(Dataset entries)
..........
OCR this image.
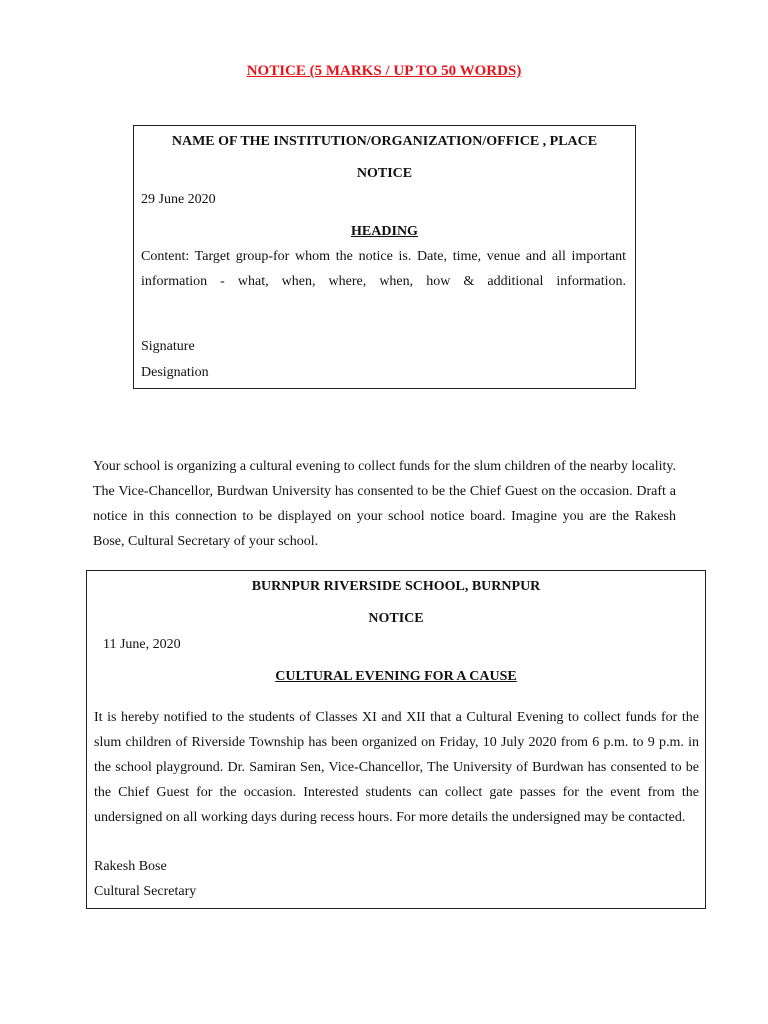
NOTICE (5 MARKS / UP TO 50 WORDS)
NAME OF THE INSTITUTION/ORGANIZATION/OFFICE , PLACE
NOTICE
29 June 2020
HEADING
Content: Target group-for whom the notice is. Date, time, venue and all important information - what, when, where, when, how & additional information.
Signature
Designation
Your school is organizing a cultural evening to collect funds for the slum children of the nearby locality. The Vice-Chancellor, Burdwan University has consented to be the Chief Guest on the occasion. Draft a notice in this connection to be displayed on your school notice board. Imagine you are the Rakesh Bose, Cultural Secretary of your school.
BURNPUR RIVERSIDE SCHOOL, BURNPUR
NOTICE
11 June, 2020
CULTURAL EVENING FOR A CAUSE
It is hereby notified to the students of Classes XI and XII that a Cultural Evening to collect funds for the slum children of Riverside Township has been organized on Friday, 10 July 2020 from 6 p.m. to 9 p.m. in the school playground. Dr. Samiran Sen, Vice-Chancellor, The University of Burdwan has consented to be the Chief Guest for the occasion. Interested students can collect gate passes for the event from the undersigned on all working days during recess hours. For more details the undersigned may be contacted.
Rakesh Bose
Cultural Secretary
..........
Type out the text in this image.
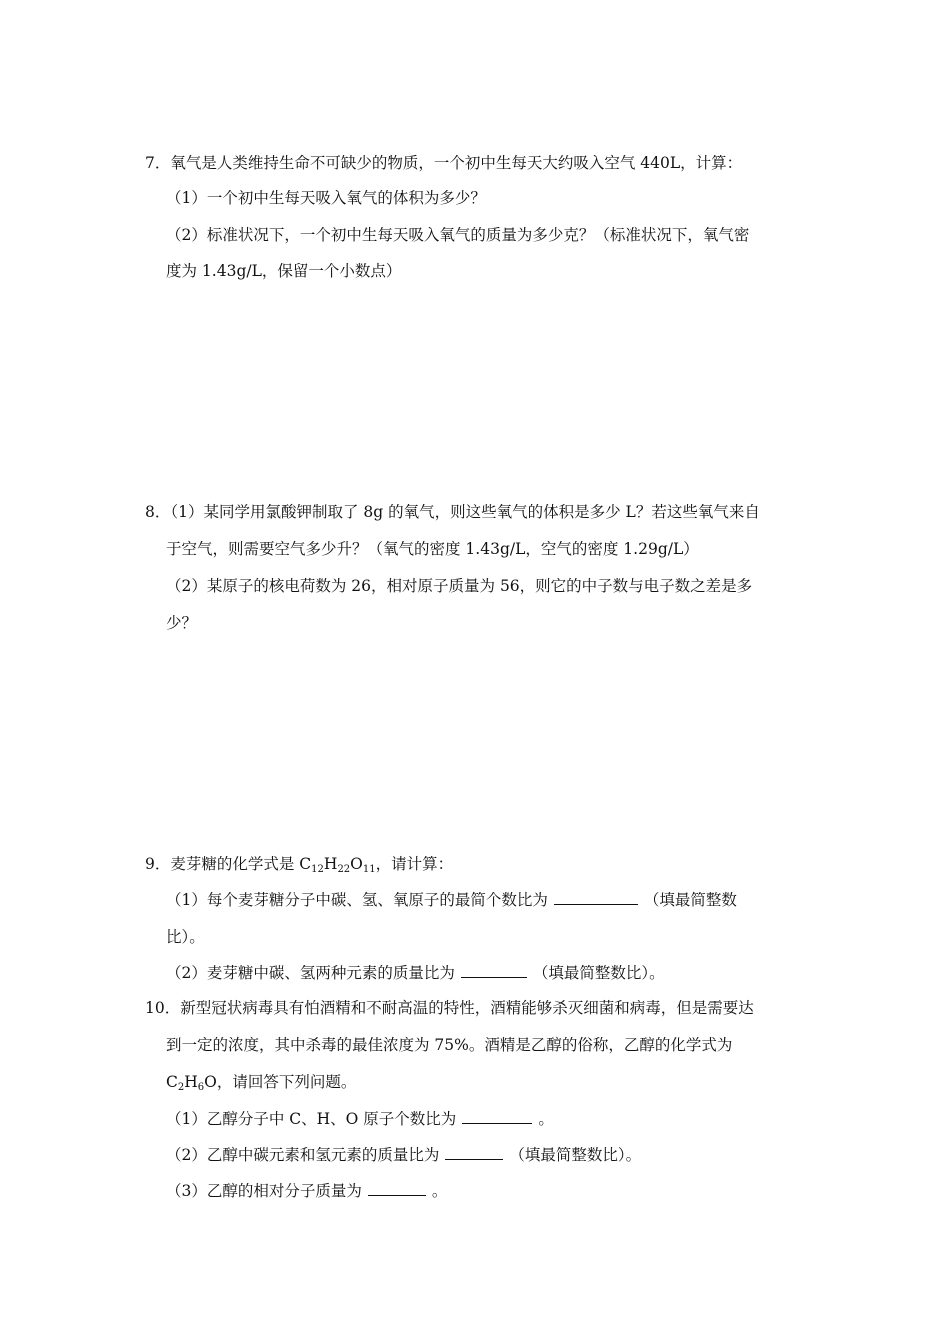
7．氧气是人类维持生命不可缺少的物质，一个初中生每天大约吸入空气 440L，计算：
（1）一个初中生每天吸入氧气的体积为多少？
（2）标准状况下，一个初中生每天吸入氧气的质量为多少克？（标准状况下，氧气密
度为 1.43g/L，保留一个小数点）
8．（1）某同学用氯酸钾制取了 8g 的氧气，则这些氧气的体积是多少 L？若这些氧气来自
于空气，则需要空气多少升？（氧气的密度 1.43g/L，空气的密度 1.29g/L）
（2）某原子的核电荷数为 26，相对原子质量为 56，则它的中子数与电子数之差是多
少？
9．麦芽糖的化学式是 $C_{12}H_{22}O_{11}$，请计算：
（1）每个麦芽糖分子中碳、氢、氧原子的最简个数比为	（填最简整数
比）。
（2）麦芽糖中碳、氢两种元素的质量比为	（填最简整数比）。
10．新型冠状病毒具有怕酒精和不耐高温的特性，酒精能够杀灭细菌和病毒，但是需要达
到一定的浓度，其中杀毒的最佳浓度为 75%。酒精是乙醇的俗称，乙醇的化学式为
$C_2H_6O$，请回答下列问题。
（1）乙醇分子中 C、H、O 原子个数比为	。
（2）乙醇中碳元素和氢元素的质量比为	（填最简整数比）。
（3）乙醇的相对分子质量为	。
..........
### Direction
Report how many lines in the records hold the word "image", giving the number and nothing else.

### Output of the exercise
2